--- BEGIN Data records ---

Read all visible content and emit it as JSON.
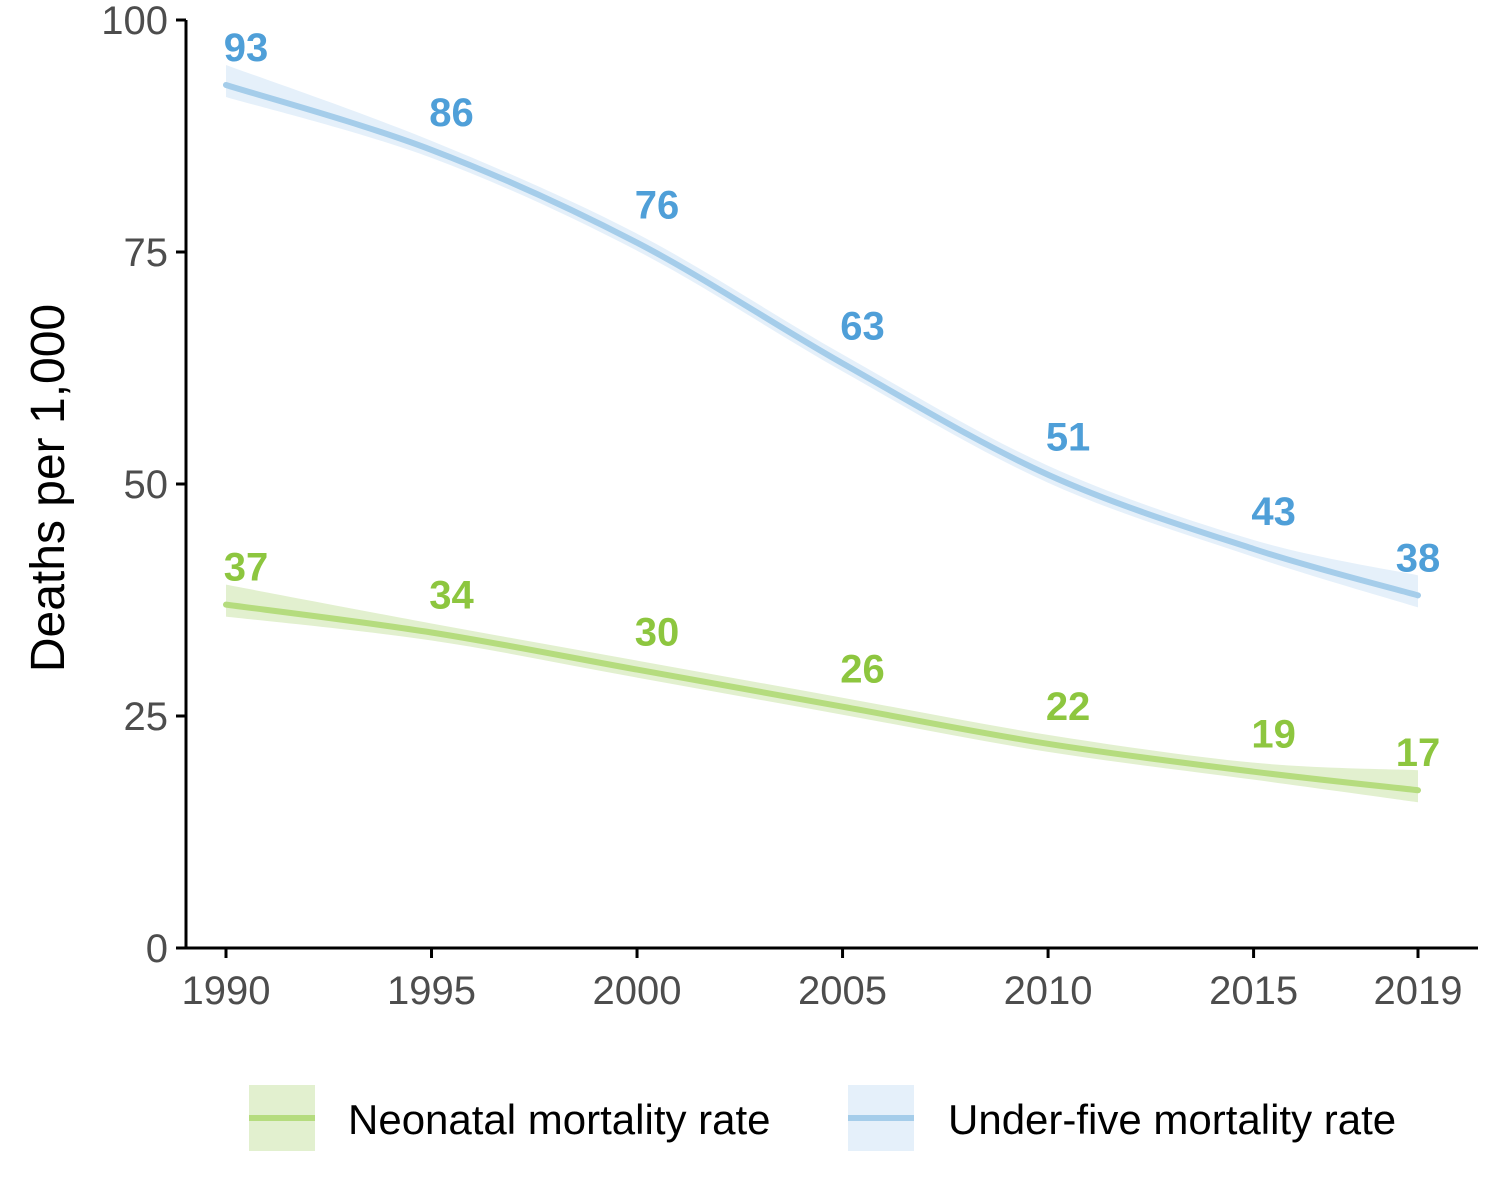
{
  "chart_data": {
    "type": "line",
    "x": [
      1990,
      1995,
      2000,
      2005,
      2010,
      2015,
      2019
    ],
    "x_ticks": [
      "1990",
      "1995",
      "2000",
      "2005",
      "2010",
      "2015",
      "2019"
    ],
    "y_ticks": [
      "0",
      "25",
      "50",
      "75",
      "100"
    ],
    "ylabel": "Deaths per 1,000",
    "xlabel": "",
    "title": "",
    "ylim": [
      0,
      100
    ],
    "xlim": [
      1989,
      2021
    ],
    "grid": false,
    "legend_position": "bottom",
    "series": [
      {
        "name": "Neonatal mortality rate",
        "color": "#8dc63f",
        "line_color": "#b5dc7e",
        "band_color": "#e2f0cf",
        "values": [
          37,
          34,
          30,
          26,
          22,
          19,
          17
        ],
        "labels": [
          "37",
          "34",
          "30",
          "26",
          "22",
          "19",
          "17"
        ]
      },
      {
        "name": "Under-five mortality rate",
        "color": "#4f9fd8",
        "line_color": "#a5cdea",
        "band_color": "#e5f0fa",
        "values": [
          93,
          86,
          76,
          63,
          51,
          43,
          38
        ],
        "labels": [
          "93",
          "86",
          "76",
          "63",
          "51",
          "43",
          "38"
        ]
      }
    ]
  }
}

--- END Data records ---

Write out the material above again, word for word, minus its pictures.

### Finished answer
Read all visible content and emit it as JSON.
{
  "chart_data": {
    "type": "line",
    "x": [
      1990,
      1995,
      2000,
      2005,
      2010,
      2015,
      2019
    ],
    "x_ticks": [
      "1990",
      "1995",
      "2000",
      "2005",
      "2010",
      "2015",
      "2019"
    ],
    "y_ticks": [
      "0",
      "25",
      "50",
      "75",
      "100"
    ],
    "ylabel": "Deaths per 1,000",
    "xlabel": "",
    "title": "",
    "ylim": [
      0,
      100
    ],
    "xlim": [
      1989,
      2021
    ],
    "grid": false,
    "legend_position": "bottom",
    "series": [
      {
        "name": "Neonatal mortality rate",
        "color": "#8dc63f",
        "line_color": "#b5dc7e",
        "band_color": "#e2f0cf",
        "values": [
          37,
          34,
          30,
          26,
          22,
          19,
          17
        ],
        "labels": [
          "37",
          "34",
          "30",
          "26",
          "22",
          "19",
          "17"
        ]
      },
      {
        "name": "Under-five mortality rate",
        "color": "#4f9fd8",
        "line_color": "#a5cdea",
        "band_color": "#e5f0fa",
        "values": [
          93,
          86,
          76,
          63,
          51,
          43,
          38
        ],
        "labels": [
          "93",
          "86",
          "76",
          "63",
          "51",
          "43",
          "38"
        ]
      }
    ]
  }
}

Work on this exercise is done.